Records
# # #
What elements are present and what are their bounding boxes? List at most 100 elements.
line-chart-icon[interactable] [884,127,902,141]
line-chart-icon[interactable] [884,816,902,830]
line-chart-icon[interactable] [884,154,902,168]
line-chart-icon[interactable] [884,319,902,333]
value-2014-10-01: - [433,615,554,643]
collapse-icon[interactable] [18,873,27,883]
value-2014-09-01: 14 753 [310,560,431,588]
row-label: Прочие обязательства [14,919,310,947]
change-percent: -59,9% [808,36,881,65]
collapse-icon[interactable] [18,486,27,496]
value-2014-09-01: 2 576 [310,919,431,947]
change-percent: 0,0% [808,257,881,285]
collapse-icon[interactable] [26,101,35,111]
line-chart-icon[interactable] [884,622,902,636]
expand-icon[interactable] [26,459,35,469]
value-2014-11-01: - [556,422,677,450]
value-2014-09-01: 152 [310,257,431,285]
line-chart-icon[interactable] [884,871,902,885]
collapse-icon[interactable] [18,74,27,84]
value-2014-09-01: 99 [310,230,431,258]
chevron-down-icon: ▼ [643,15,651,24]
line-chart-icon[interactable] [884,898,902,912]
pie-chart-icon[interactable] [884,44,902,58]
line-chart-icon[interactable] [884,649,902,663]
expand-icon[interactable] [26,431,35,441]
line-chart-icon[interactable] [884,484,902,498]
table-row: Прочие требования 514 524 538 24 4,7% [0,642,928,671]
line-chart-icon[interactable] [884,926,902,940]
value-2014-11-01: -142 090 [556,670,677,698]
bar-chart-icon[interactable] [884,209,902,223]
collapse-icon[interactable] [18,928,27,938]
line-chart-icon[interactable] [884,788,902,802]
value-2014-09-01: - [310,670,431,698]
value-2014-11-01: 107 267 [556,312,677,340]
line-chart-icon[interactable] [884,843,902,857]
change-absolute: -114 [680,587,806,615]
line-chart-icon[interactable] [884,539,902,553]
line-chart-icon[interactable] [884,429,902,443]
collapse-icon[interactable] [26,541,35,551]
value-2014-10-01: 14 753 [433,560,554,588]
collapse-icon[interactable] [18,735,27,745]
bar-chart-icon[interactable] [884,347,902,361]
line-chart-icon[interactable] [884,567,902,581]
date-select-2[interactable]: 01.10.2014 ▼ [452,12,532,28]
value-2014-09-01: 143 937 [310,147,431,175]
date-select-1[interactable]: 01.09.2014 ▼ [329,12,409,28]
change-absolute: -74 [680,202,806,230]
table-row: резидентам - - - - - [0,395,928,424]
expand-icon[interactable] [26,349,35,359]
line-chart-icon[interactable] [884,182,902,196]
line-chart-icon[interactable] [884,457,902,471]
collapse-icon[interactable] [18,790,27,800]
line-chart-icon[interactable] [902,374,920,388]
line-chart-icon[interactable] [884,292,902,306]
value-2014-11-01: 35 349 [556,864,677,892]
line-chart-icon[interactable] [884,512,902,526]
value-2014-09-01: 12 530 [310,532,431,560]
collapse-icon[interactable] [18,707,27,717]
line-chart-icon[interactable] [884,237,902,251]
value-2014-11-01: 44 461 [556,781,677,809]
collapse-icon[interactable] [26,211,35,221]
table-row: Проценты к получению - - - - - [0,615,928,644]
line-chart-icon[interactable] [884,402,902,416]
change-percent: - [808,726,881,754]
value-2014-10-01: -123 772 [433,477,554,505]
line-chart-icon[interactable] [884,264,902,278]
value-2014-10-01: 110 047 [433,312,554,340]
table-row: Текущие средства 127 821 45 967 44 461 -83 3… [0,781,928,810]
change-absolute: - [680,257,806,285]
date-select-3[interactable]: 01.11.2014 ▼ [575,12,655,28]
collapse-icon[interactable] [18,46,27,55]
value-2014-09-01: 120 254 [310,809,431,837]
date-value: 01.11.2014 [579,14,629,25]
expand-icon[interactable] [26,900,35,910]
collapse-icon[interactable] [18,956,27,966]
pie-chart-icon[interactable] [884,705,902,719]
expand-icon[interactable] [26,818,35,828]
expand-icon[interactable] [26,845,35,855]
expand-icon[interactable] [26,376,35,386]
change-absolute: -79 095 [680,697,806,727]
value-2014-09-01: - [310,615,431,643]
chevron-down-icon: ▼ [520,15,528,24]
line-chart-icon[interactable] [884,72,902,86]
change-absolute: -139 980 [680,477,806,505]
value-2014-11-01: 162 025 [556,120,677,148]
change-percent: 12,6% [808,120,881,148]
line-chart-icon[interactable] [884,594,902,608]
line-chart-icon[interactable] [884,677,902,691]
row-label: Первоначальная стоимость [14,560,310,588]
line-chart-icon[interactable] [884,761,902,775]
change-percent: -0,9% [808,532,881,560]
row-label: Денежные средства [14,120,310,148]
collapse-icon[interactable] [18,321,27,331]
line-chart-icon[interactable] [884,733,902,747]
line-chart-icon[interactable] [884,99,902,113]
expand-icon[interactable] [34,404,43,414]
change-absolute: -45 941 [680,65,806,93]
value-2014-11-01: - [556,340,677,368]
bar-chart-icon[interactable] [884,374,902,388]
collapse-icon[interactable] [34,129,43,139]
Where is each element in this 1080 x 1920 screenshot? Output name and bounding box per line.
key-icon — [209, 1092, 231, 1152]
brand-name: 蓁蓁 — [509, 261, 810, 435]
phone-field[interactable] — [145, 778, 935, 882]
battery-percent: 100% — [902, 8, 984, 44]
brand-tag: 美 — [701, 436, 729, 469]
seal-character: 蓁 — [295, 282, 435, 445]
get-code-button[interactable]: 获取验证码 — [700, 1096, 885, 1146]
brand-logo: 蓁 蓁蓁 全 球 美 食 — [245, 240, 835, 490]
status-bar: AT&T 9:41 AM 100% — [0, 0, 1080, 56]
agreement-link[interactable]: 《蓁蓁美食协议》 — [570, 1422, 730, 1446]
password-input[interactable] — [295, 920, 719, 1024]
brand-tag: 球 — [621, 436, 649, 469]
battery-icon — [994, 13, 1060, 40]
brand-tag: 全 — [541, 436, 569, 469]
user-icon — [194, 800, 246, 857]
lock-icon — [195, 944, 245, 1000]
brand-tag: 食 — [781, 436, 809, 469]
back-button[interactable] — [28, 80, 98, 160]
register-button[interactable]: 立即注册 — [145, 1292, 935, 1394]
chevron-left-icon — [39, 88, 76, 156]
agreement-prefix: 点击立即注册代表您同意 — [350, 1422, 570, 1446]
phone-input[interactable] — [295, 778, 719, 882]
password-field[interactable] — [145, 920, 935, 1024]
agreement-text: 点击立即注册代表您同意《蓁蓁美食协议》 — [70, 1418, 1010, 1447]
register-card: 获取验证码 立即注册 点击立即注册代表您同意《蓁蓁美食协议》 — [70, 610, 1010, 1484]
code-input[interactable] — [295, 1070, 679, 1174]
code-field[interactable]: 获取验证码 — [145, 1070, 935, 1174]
# # #
(THE PROBLEM): Rename "line-chart-icon" to "trend-icon" throughout the rows above and give all of the rows again, with everything else left as it is.

(FINISHED TASK):
What elements are present and what are their bounding boxes? List at most 100 elements.
trend-icon[interactable] [884,127,902,141]
trend-icon[interactable] [884,816,902,830]
trend-icon[interactable] [884,154,902,168]
trend-icon[interactable] [884,319,902,333]
value-2014-10-01: - [433,615,554,643]
collapse-icon[interactable] [18,873,27,883]
value-2014-09-01: 14 753 [310,560,431,588]
row-label: Прочие обязательства [14,919,310,947]
change-percent: -59,9% [808,36,881,65]
collapse-icon[interactable] [18,486,27,496]
value-2014-09-01: 2 576 [310,919,431,947]
change-percent: 0,0% [808,257,881,285]
collapse-icon[interactable] [26,101,35,111]
trend-icon[interactable] [884,622,902,636]
expand-icon[interactable] [26,459,35,469]
value-2014-11-01: - [556,422,677,450]
value-2014-09-01: 152 [310,257,431,285]
trend-icon[interactable] [884,871,902,885]
collapse-icon[interactable] [18,74,27,84]
value-2014-09-01: 99 [310,230,431,258]
chevron-down-icon: ▼ [643,15,651,24]
trend-icon[interactable] [884,898,902,912]
pie-chart-icon[interactable] [884,44,902,58]
trend-icon[interactable] [884,649,902,663]
expand-icon[interactable] [26,431,35,441]
trend-icon[interactable] [884,484,902,498]
table-row: Прочие требования 514 524 538 24 4,7% [0,642,928,671]
trend-icon[interactable] [884,926,902,940]
value-2014-11-01: -142 090 [556,670,677,698]
bar-chart-icon[interactable] [884,209,902,223]
collapse-icon[interactable] [18,928,27,938]
trend-icon[interactable] [884,788,902,802]
value-2014-09-01: - [310,670,431,698]
value-2014-11-01: 107 267 [556,312,677,340]
trend-icon[interactable] [884,843,902,857]
change-absolute: -114 [680,587,806,615]
trend-icon[interactable] [884,539,902,553]
trend-icon[interactable] [884,429,902,443]
collapse-icon[interactable] [26,541,35,551]
value-2014-10-01: 14 753 [433,560,554,588]
collapse-icon[interactable] [18,735,27,745]
bar-chart-icon[interactable] [884,347,902,361]
trend-icon[interactable] [884,567,902,581]
date-select-2[interactable]: 01.10.2014 ▼ [452,12,532,28]
value-2014-09-01: 143 937 [310,147,431,175]
date-select-1[interactable]: 01.09.2014 ▼ [329,12,409,28]
change-absolute: -74 [680,202,806,230]
table-row: резидентам - - - - - [0,395,928,424]
expand-icon[interactable] [26,349,35,359]
trend-icon[interactable] [884,182,902,196]
trend-icon[interactable] [884,457,902,471]
collapse-icon[interactable] [18,790,27,800]
trend-icon[interactable] [902,374,920,388]
trend-icon[interactable] [884,292,902,306]
value-2014-11-01: 35 349 [556,864,677,892]
trend-icon[interactable] [884,512,902,526]
value-2014-09-01: 12 530 [310,532,431,560]
collapse-icon[interactable] [18,707,27,717]
trend-icon[interactable] [884,237,902,251]
value-2014-11-01: 44 461 [556,781,677,809]
collapse-icon[interactable] [26,211,35,221]
table-row: Проценты к получению - - - - - [0,615,928,644]
trend-icon[interactable] [884,402,902,416]
change-percent: - [808,726,881,754]
value-2014-10-01: -123 772 [433,477,554,505]
trend-icon[interactable] [884,264,902,278]
value-2014-10-01: 110 047 [433,312,554,340]
table-row: Текущие средства 127 821 45 967 44 461 -83 3… [0,781,928,810]
change-absolute: - [680,257,806,285]
date-select-3[interactable]: 01.11.2014 ▼ [575,12,655,28]
collapse-icon[interactable] [18,46,27,55]
value-2014-09-01: 120 254 [310,809,431,837]
date-value: 01.11.2014 [579,14,629,25]
expand-icon[interactable] [26,900,35,910]
collapse-icon[interactable] [18,956,27,966]
pie-chart-icon[interactable] [884,705,902,719]
expand-icon[interactable] [26,818,35,828]
expand-icon[interactable] [26,845,35,855]
expand-icon[interactable] [26,376,35,386]
change-absolute: -79 095 [680,697,806,727]
value-2014-09-01: - [310,615,431,643]
chevron-down-icon: ▼ [520,15,528,24]
trend-icon[interactable] [884,72,902,86]
change-absolute: -139 980 [680,477,806,505]
value-2014-11-01: 162 025 [556,120,677,148]
change-percent: 12,6% [808,120,881,148]
trend-icon[interactable] [884,594,902,608]
trend-icon[interactable] [884,677,902,691]
row-label: Первоначальная стоимость [14,560,310,588]
trend-icon[interactable] [884,761,902,775]
change-percent: -0,9% [808,532,881,560]
row-label: Денежные средства [14,120,310,148]
collapse-icon[interactable] [18,321,27,331]
trend-icon[interactable] [884,733,902,747]
trend-icon[interactable] [884,99,902,113]
expand-icon[interactable] [34,404,43,414]
change-absolute: -45 941 [680,65,806,93]
value-2014-11-01: - [556,340,677,368]
bar-chart-icon[interactable] [884,374,902,388]
collapse-icon[interactable] [34,129,43,139]
Where is each element in this 1080 x 1920 screenshot? Output name and bounding box per line.
key-icon — [209, 1092, 231, 1152]
brand-name: 蓁蓁 — [509, 261, 810, 435]
phone-field[interactable] — [145, 778, 935, 882]
battery-percent: 100% — [902, 8, 984, 44]
brand-tag: 美 — [701, 436, 729, 469]
seal-character: 蓁 — [295, 282, 435, 445]
get-code-button[interactable]: 获取验证码 — [700, 1096, 885, 1146]
brand-logo: 蓁 蓁蓁 全 球 美 食 — [245, 240, 835, 490]
status-bar: AT&T 9:41 AM 100% — [0, 0, 1080, 56]
agreement-link[interactable]: 《蓁蓁美食协议》 — [570, 1422, 730, 1446]
password-input[interactable] — [295, 920, 719, 1024]
brand-tag: 球 — [621, 436, 649, 469]
battery-icon — [994, 13, 1060, 40]
brand-tag: 全 — [541, 436, 569, 469]
user-icon — [194, 800, 246, 857]
lock-icon — [195, 944, 245, 1000]
brand-tag: 食 — [781, 436, 809, 469]
back-button[interactable] — [28, 80, 98, 160]
register-button[interactable]: 立即注册 — [145, 1292, 935, 1394]
chevron-left-icon — [39, 88, 76, 156]
agreement-prefix: 点击立即注册代表您同意 — [350, 1422, 570, 1446]
phone-input[interactable] — [295, 778, 719, 882]
password-field[interactable] — [145, 920, 935, 1024]
agreement-text: 点击立即注册代表您同意《蓁蓁美食协议》 — [70, 1418, 1010, 1447]
register-card: 获取验证码 立即注册 点击立即注册代表您同意《蓁蓁美食协议》 — [70, 610, 1010, 1484]
code-input[interactable] — [295, 1070, 679, 1174]
code-field[interactable]: 获取验证码 — [145, 1070, 935, 1174]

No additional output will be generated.